**What you should do:** Transcribe everything in the data word for word. Pictures are left out.

**Supplied material:**
[start]
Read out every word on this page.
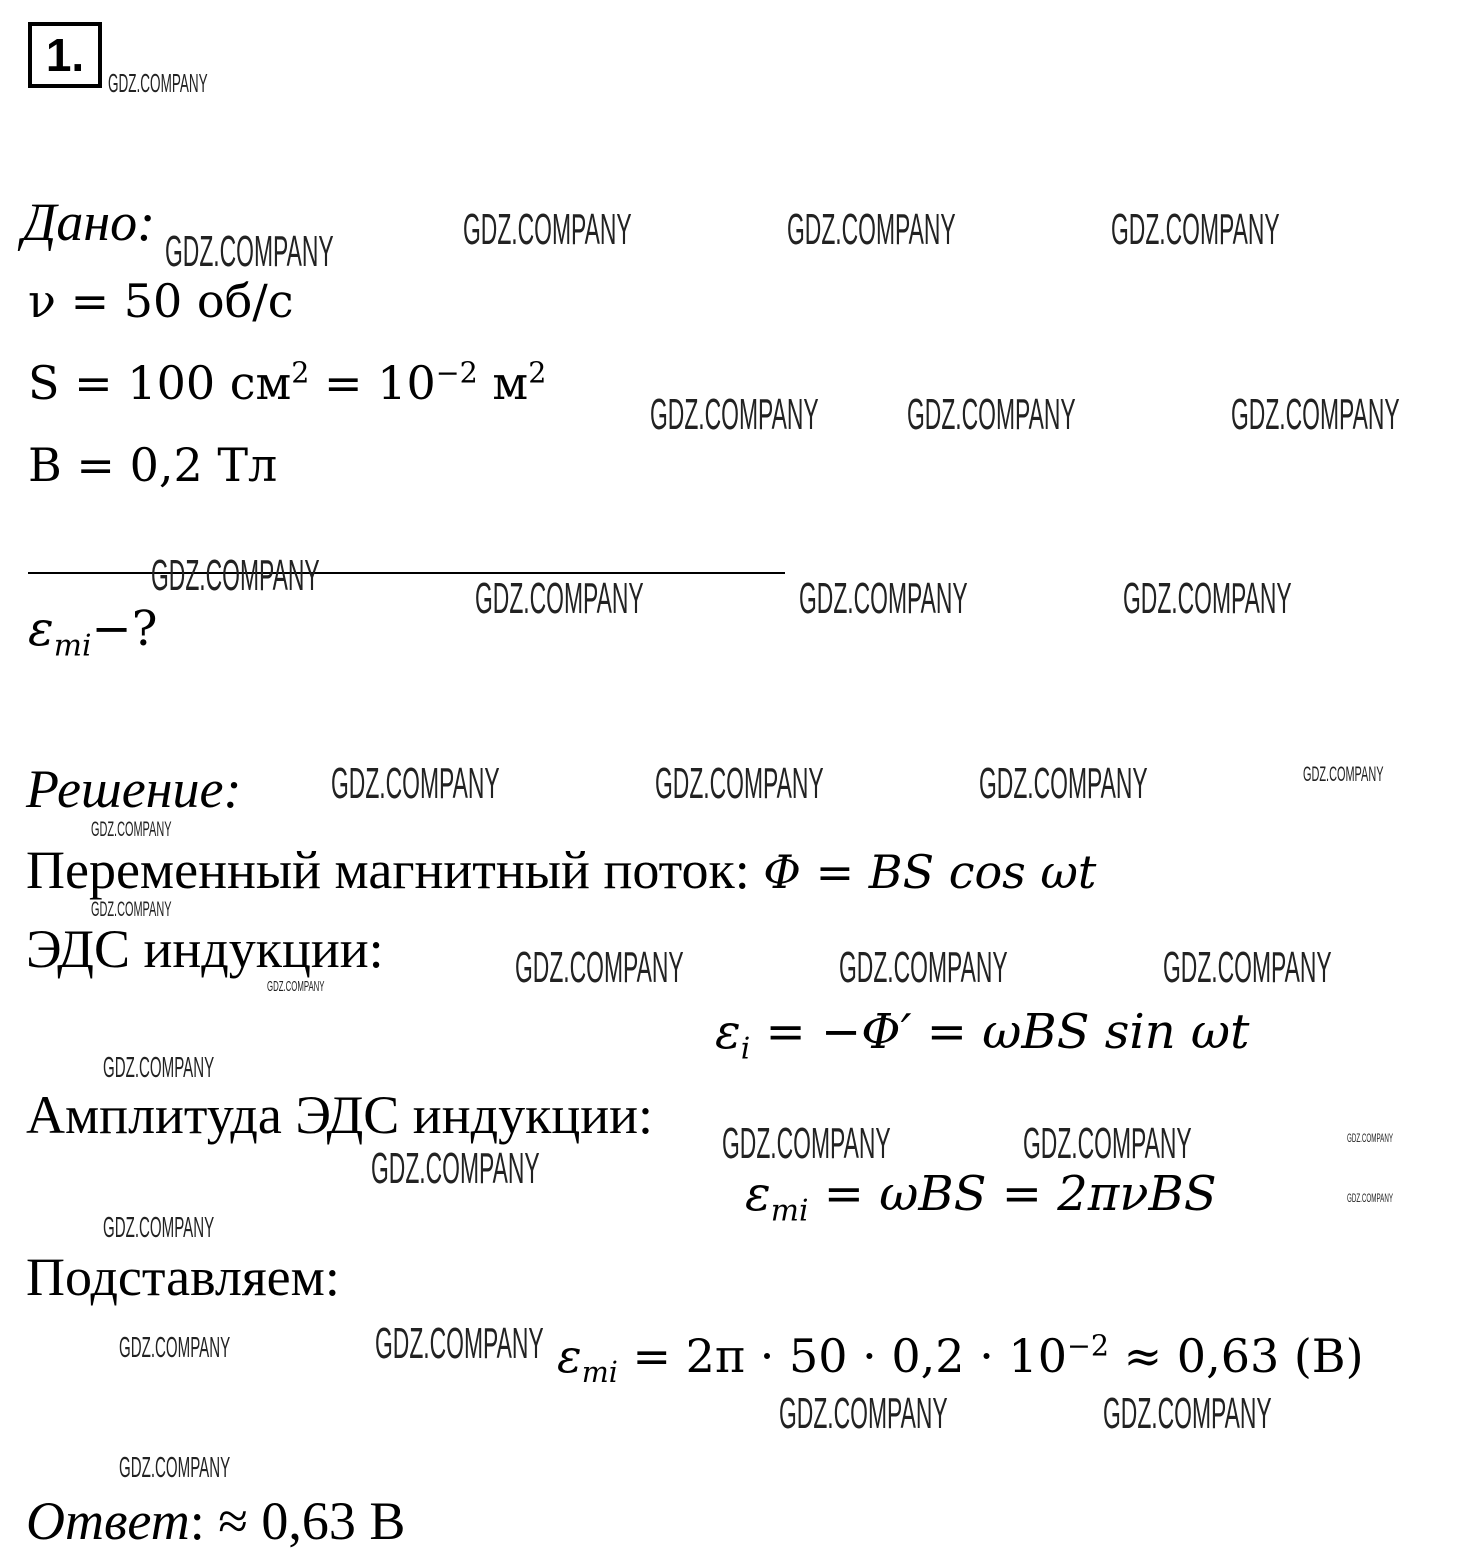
1.
Дано:
ν = 50 об/с
S = 100 $см^2 = 10^{-2}$ $м^2$
B = 0,2 Тл
$\varepsilon_{mi}-$?
Решение:
Переменный магнитный поток: Φ = BS cos ωt
ЭДС индукции:
$\varepsilon_i = -\Phi' = \omega BS$ sin ωt
Амплитуда ЭДС индукции:
$\varepsilon_{mi} = \omega BS = 2\pi\nu BS$
Подставляем:
$\varepsilon_{mi} = 2\pi \cdot 50 \cdot 0,2 \cdot 10^{-2} \approx 0,63$ (В)
Ответ: ≈ 0,63 В
GDZ.COMPANY
GDZ.COMPANY	GDZ.COMPANY	GDZ.COMPANY
GDZ.COMPANY
GDZ.COMPANY GDZ.COMPANY	GDZ.COMPANY
GDZ.COMPANY	GDZ.COMPANY	GDZ.COMPANY	GDZ.COMPANY
GDZ.COMPANY	GDZ.COMPANY	GDZ.COMPANY	GDZ.COMPANY
GDZ.COMPANY
GDZ.COMPANY
GDZ.COMPANY	GDZ.COMPANY	GDZ.COMPANY
GDZ.COMPANY
GDZ.COMPANY
GDZ.COMPANY
GDZ.COMPANY	GDZ.COMPANY	GDZ.COMPANY
GDZ.COMPANY
GDZ.COMPANY
GDZ.COMPANY
GDZ.COMPANY
GDZ.COMPANY	GDZ.COMPANY
GDZ.COMPANY
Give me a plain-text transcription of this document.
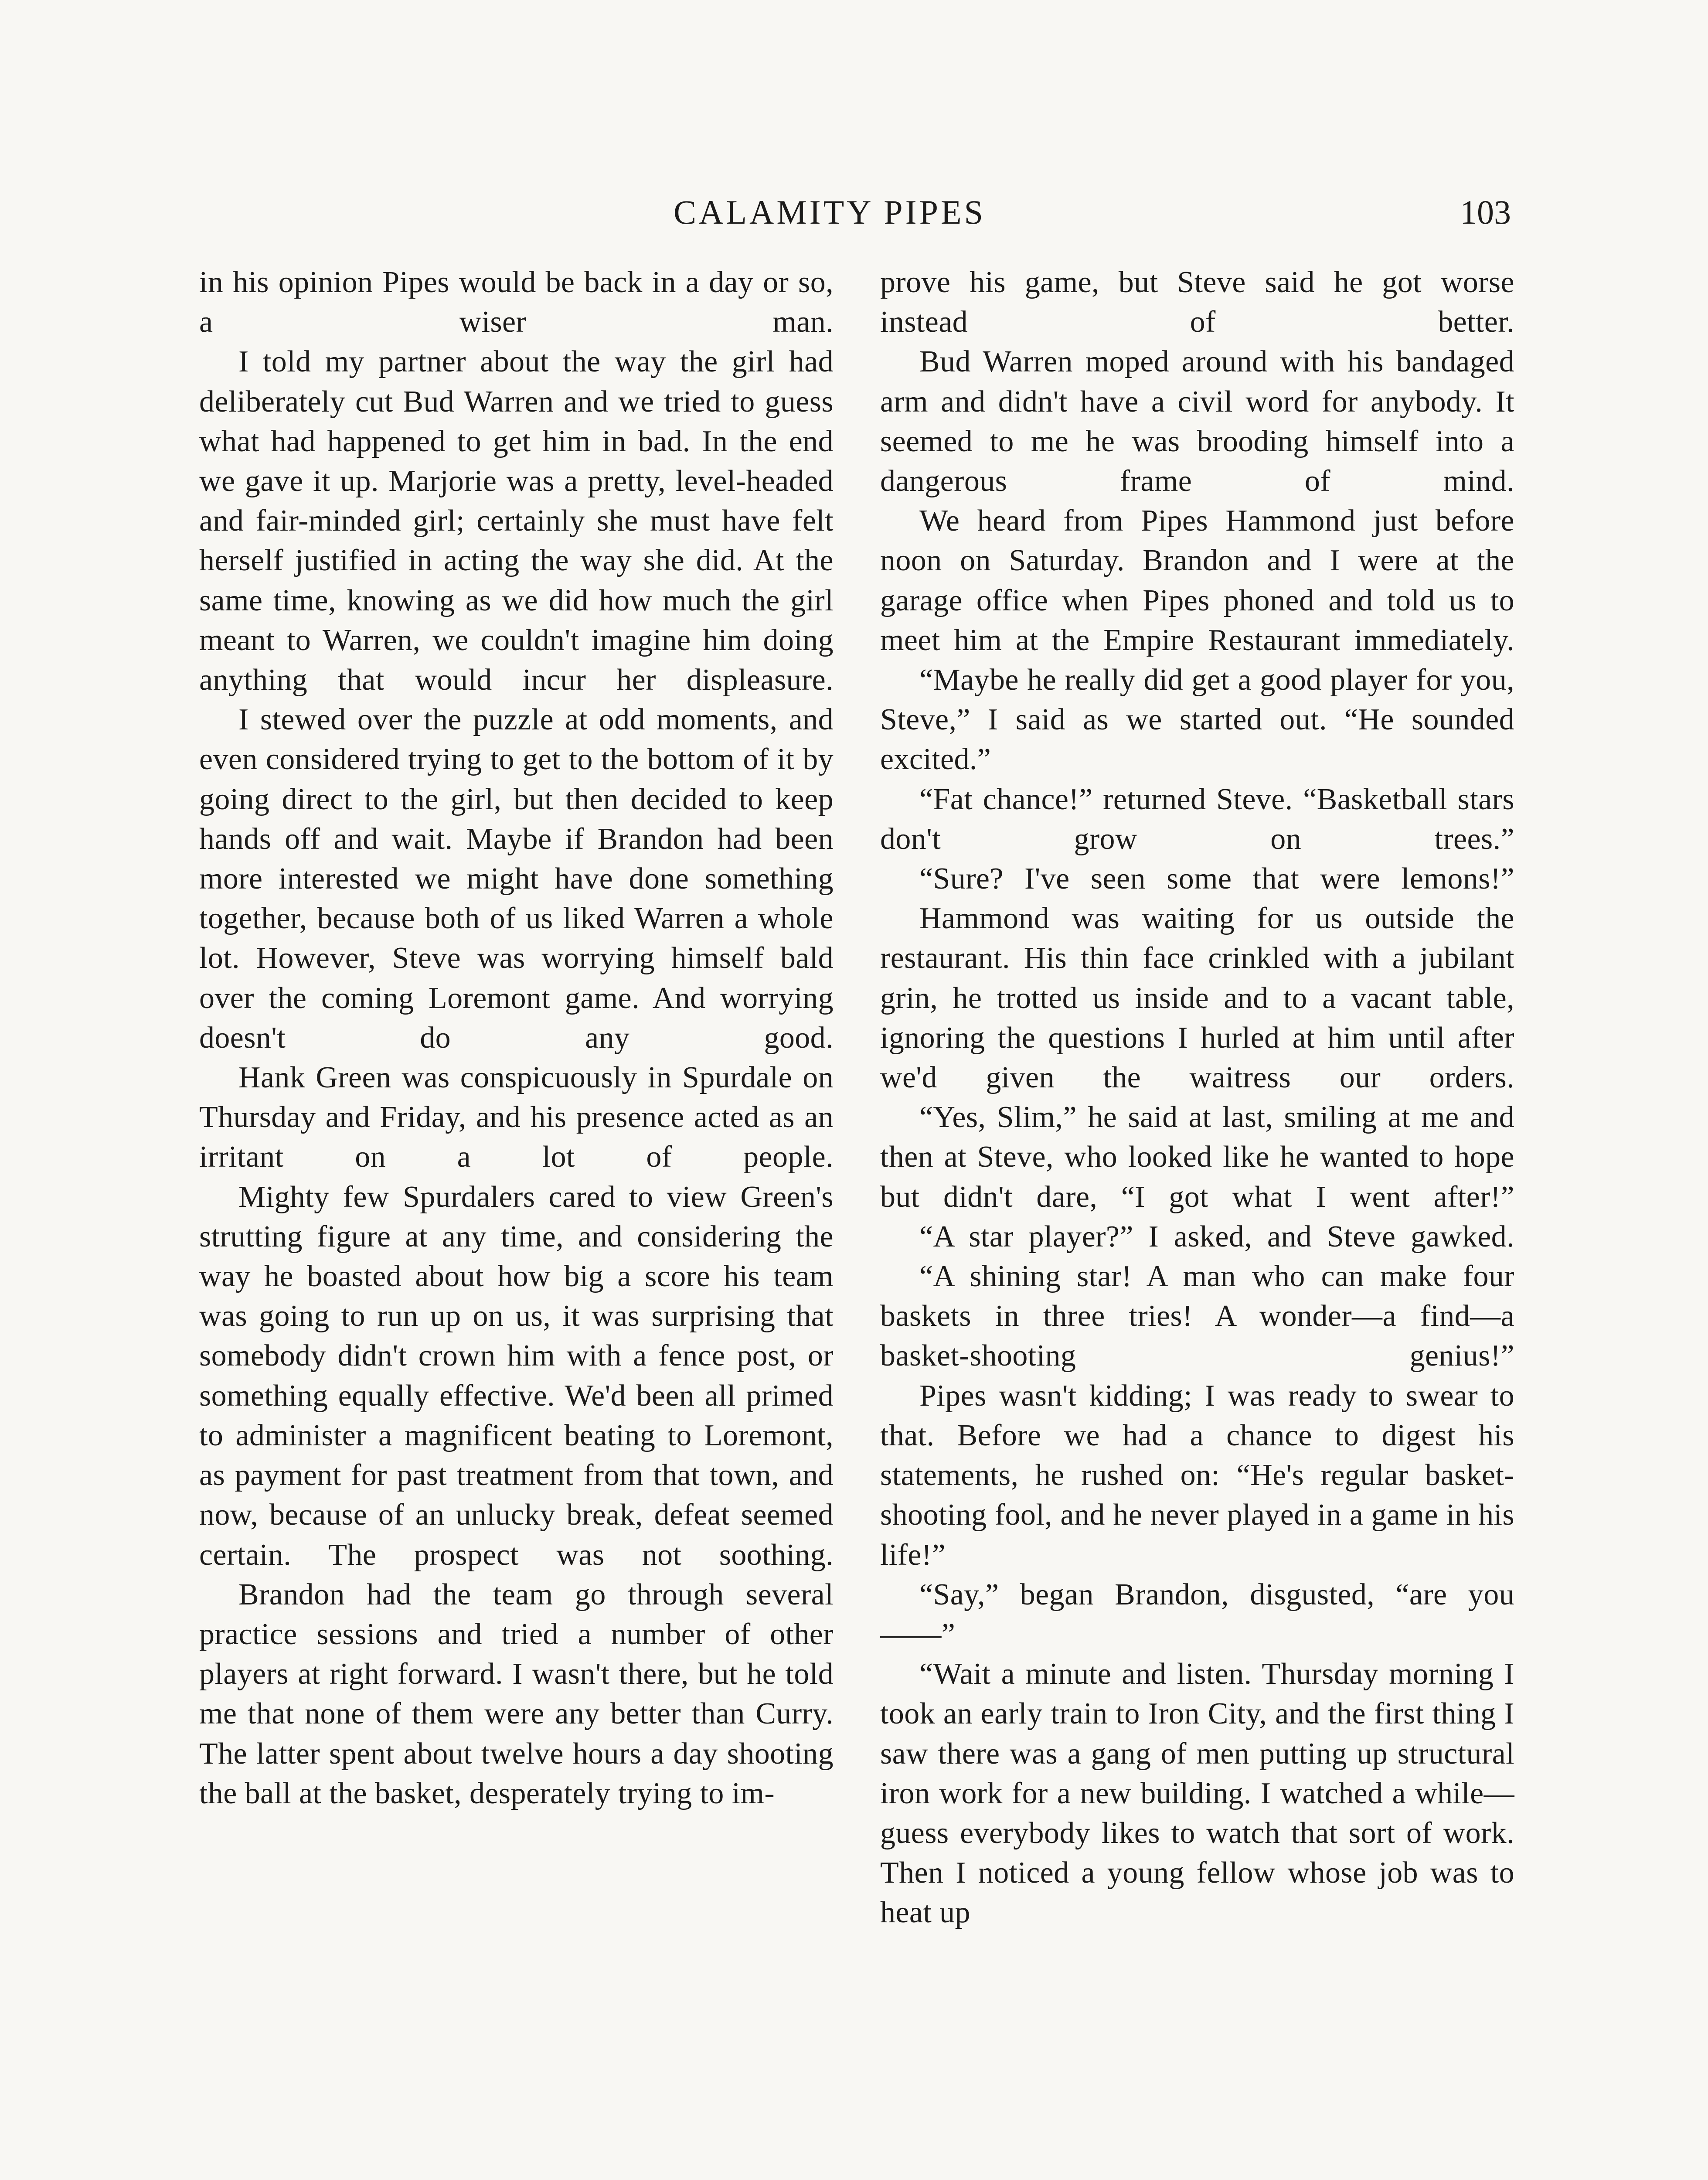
CALAMITY PIPES	103

in his opinion Pipes would be back in a day or so, a wiser man.

I told my partner about the way the girl had deliberately cut Bud Warren and we tried to guess what had happened to get him in bad. In the end we gave it up. Marjorie was a pretty, level-headed and fair-minded girl; certainly she must have felt herself justified in acting the way she did. At the same time, knowing as we did how much the girl meant to Warren, we couldn't imagine him doing anything that would incur her displeasure.

I stewed over the puzzle at odd moments, and even considered trying to get to the bottom of it by going direct to the girl, but then decided to keep hands off and wait. Maybe if Brandon had been more interested we might have done something together, because both of us liked Warren a whole lot. However, Steve was worrying himself bald over the coming Loremont game. And worrying doesn't do any good.

Hank Green was conspicuously in Spurdale on Thursday and Friday, and his presence acted as an irritant on a lot of people.

Mighty few Spurdalers cared to view Green's strutting figure at any time, and considering the way he boasted about how big a score his team was going to run up on us, it was surprising that somebody didn't crown him with a fence post, or something equally effective. We'd been all primed to administer a magnificent beating to Loremont, as payment for past treatment from that town, and now, because of an unlucky break, defeat seemed certain. The prospect was not soothing.

Brandon had the team go through several practice sessions and tried a number of other players at right forward. I wasn't there, but he told me that none of them were any better than Curry. The latter spent about twelve hours a day shooting the ball at the basket, desperately trying to im-

prove his game, but Steve said he got worse instead of better.

Bud Warren moped around with his bandaged arm and didn't have a civil word for anybody. It seemed to me he was brooding himself into a dangerous frame of mind.

We heard from Pipes Hammond just before noon on Saturday. Brandon and I were at the garage office when Pipes phoned and told us to meet him at the Empire Restaurant immediately.

“Maybe he really did get a good player for you, Steve,” I said as we started out. “He sounded excited.”

“Fat chance!” returned Steve. “Basketball stars don't grow on trees.”

“Sure? I've seen some that were lemons!”

Hammond was waiting for us outside the restaurant. His thin face crinkled with a jubilant grin, he trotted us inside and to a vacant table, ignoring the questions I hurled at him until after we'd given the waitress our orders.

“Yes, Slim,” he said at last, smiling at me and then at Steve, who looked like he wanted to hope but didn't dare, “I got what I went after!”

“A star player?” I asked, and Steve gawked.

“A shining star! A man who can make four baskets in three tries! A wonder—a find—a basket-shooting genius!”

Pipes wasn't kidding; I was ready to swear to that. Before we had a chance to digest his statements, he rushed on: “He's regular basket-shooting fool, and he never played in a game in his life!”

“Say,” began Brandon, disgusted, “are you——”

“Wait a minute and listen. Thursday morning I took an early train to Iron City, and the first thing I saw there was a gang of men putting up structural iron work for a new building. I watched a while—guess everybody likes to watch that sort of work. Then I noticed a young fellow whose job was to heat up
[end]
**Result:**
Read out every word on this page.
1.
Дано:
ν = 50 об/с
S = 100 $см^2 = 10^{-2}$ $м^2$
B = 0,2 Тл
$\varepsilon_{mi}-$?
Решение:
Переменный магнитный поток: Φ = BS cos ωt
ЭДС индукции:
$\varepsilon_i = -\Phi' = \omega BS$ sin ωt
Амплитуда ЭДС индукции:
$\varepsilon_{mi} = \omega BS = 2\pi\nu BS$
Подставляем:
$\varepsilon_{mi} = 2\pi \cdot 50 \cdot 0,2 \cdot 10^{-2} \approx 0,63$ (В)
Ответ: ≈ 0,63 В
GDZ.COMPANY
GDZ.COMPANY	GDZ.COMPANY	GDZ.COMPANY
GDZ.COMPANY
GDZ.COMPANY GDZ.COMPANY	GDZ.COMPANY
GDZ.COMPANY	GDZ.COMPANY	GDZ.COMPANY	GDZ.COMPANY
GDZ.COMPANY	GDZ.COMPANY	GDZ.COMPANY	GDZ.COMPANY
GDZ.COMPANY
GDZ.COMPANY
GDZ.COMPANY	GDZ.COMPANY	GDZ.COMPANY
GDZ.COMPANY
GDZ.COMPANY
GDZ.COMPANY
GDZ.COMPANY	GDZ.COMPANY	GDZ.COMPANY
GDZ.COMPANY
GDZ.COMPANY
GDZ.COMPANY
GDZ.COMPANY
GDZ.COMPANY	GDZ.COMPANY
GDZ.COMPANY
Give me a plain-text transcription of this document.
CALAMITY PIPES	103

in his opinion Pipes would be back in a day or so, a wiser man.

I told my partner about the way the girl had deliberately cut Bud Warren and we tried to guess what had happened to get him in bad. In the end we gave it up. Marjorie was a pretty, level-headed and fair-minded girl; certainly she must have felt herself justified in acting the way she did. At the same time, knowing as we did how much the girl meant to Warren, we couldn't imagine him doing anything that would incur her displeasure.

I stewed over the puzzle at odd moments, and even considered trying to get to the bottom of it by going direct to the girl, but then decided to keep hands off and wait. Maybe if Brandon had been more interested we might have done something together, because both of us liked Warren a whole lot. However, Steve was worrying himself bald over the coming Loremont game. And worrying doesn't do any good.

Hank Green was conspicuously in Spurdale on Thursday and Friday, and his presence acted as an irritant on a lot of people.

Mighty few Spurdalers cared to view Green's strutting figure at any time, and considering the way he boasted about how big a score his team was going to run up on us, it was surprising that somebody didn't crown him with a fence post, or something equally effective. We'd been all primed to administer a magnificent beating to Loremont, as payment for past treatment from that town, and now, because of an unlucky break, defeat seemed certain. The prospect was not soothing.

Brandon had the team go through several practice sessions and tried a number of other players at right forward. I wasn't there, but he told me that none of them were any better than Curry. The latter spent about twelve hours a day shooting the ball at the basket, desperately trying to im-

prove his game, but Steve said he got worse instead of better.

Bud Warren moped around with his bandaged arm and didn't have a civil word for anybody. It seemed to me he was brooding himself into a dangerous frame of mind.

We heard from Pipes Hammond just before noon on Saturday. Brandon and I were at the garage office when Pipes phoned and told us to meet him at the Empire Restaurant immediately.

“Maybe he really did get a good player for you, Steve,” I said as we started out. “He sounded excited.”

“Fat chance!” returned Steve. “Basketball stars don't grow on trees.”

“Sure? I've seen some that were lemons!”

Hammond was waiting for us outside the restaurant. His thin face crinkled with a jubilant grin, he trotted us inside and to a vacant table, ignoring the questions I hurled at him until after we'd given the waitress our orders.

“Yes, Slim,” he said at last, smiling at me and then at Steve, who looked like he wanted to hope but didn't dare, “I got what I went after!”

“A star player?” I asked, and Steve gawked.

“A shining star! A man who can make four baskets in three tries! A wonder—a find—a basket-shooting genius!”

Pipes wasn't kidding; I was ready to swear to that. Before we had a chance to digest his statements, he rushed on: “He's regular basket-shooting fool, and he never played in a game in his life!”

“Say,” began Brandon, disgusted, “are you——”

“Wait a minute and listen. Thursday morning I took an early train to Iron City, and the first thing I saw there was a gang of men putting up structural iron work for a new building. I watched a while—guess everybody likes to watch that sort of work. Then I noticed a young fellow whose job was to heat up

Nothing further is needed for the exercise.